-- start of Material shown --

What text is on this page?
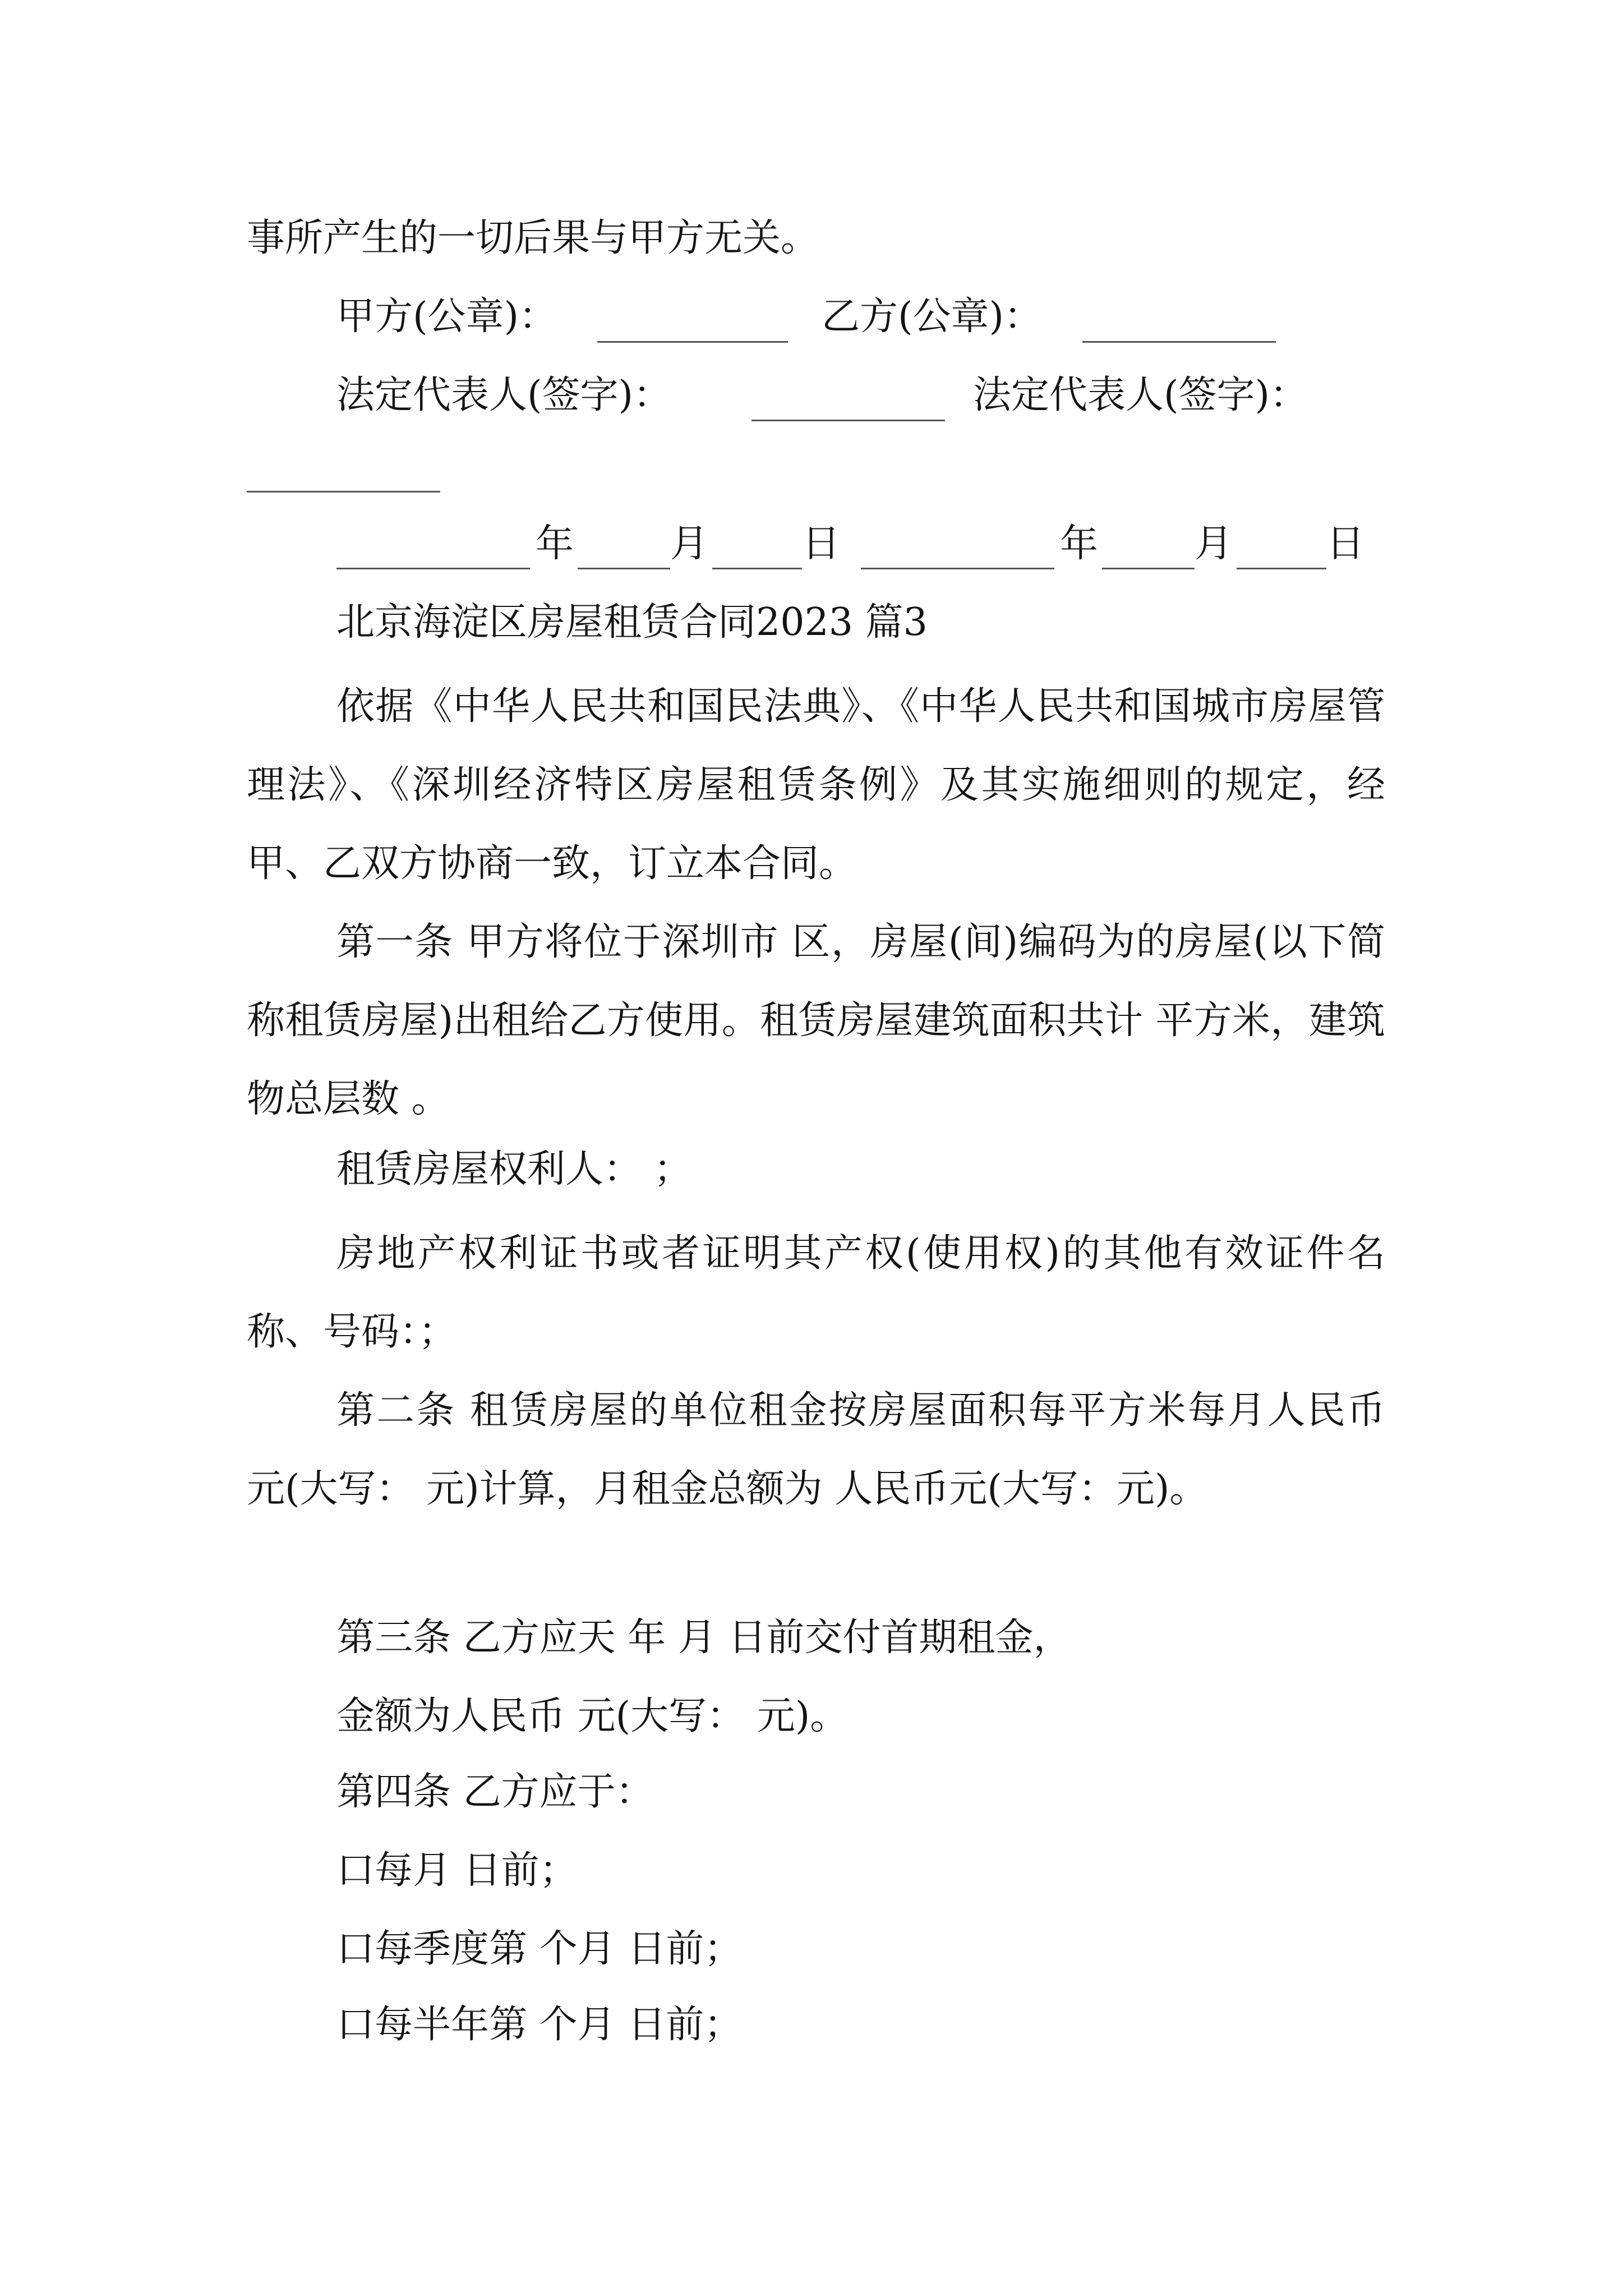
事所产生的一切后果与甲方无关。
甲方(公章)：	乙方(公章)：
法定代表人(签字)：	法定代表人(签字)：
年	月 日	年	月 日
北京海淀区房屋租赁合同2023 篇3
依据《中华人民共和国民法典》、《中华人民共和国城市房屋管理法》、《深圳经济特区房屋租赁条例》及其实施细则的规定，经甲、乙双方协商一致，订立本合同。
第一条 甲方将位于深圳市 区，房屋(间)编码为的房屋(以下简称租赁房屋)出租给乙方使用。租赁房屋建筑面积共计 平方米，建筑物总层数 。
租赁房屋权利人： ；
房地产权利证书或者证明其产权(使用权)的其他有效证件名称、号码：；
第二条 租赁房屋的单位租金按房屋面积每平方米每月人民币 元(大写： 元)计算，月租金总额为 人民币元(大写：元)。
第三条 乙方应天 年 月 日前交付首期租金，
金额为人民币 元(大写： 元)。
第四条 乙方应于：
口每月 日前；
口每季度第 个月 日前；
口每半年第 个月 日前；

-- end of Material shown --

_What this task involves_
Reproduce the material word for word, minus the images.

_Answer in full_
What text is on this page?
事所产生的一切后果与甲方无关。
甲方(公章)：	乙方(公章)：
法定代表人(签字)：	法定代表人(签字)：
年	月 日	年	月 日
北京海淀区房屋租赁合同2023 篇3
依据《中华人民共和国民法典》、《中华人民共和国城市房屋管理法》、《深圳经济特区房屋租赁条例》及其实施细则的规定，经甲、乙双方协商一致，订立本合同。
第一条 甲方将位于深圳市 区，房屋(间)编码为的房屋(以下简称租赁房屋)出租给乙方使用。租赁房屋建筑面积共计 平方米，建筑物总层数 。
租赁房屋权利人： ；
房地产权利证书或者证明其产权(使用权)的其他有效证件名称、号码：；
第二条 租赁房屋的单位租金按房屋面积每平方米每月人民币 元(大写： 元)计算，月租金总额为 人民币元(大写：元)。
第三条 乙方应天 年 月 日前交付首期租金，
金额为人民币 元(大写： 元)。
第四条 乙方应于：
口每月 日前；
口每季度第 个月 日前；
口每半年第 个月 日前；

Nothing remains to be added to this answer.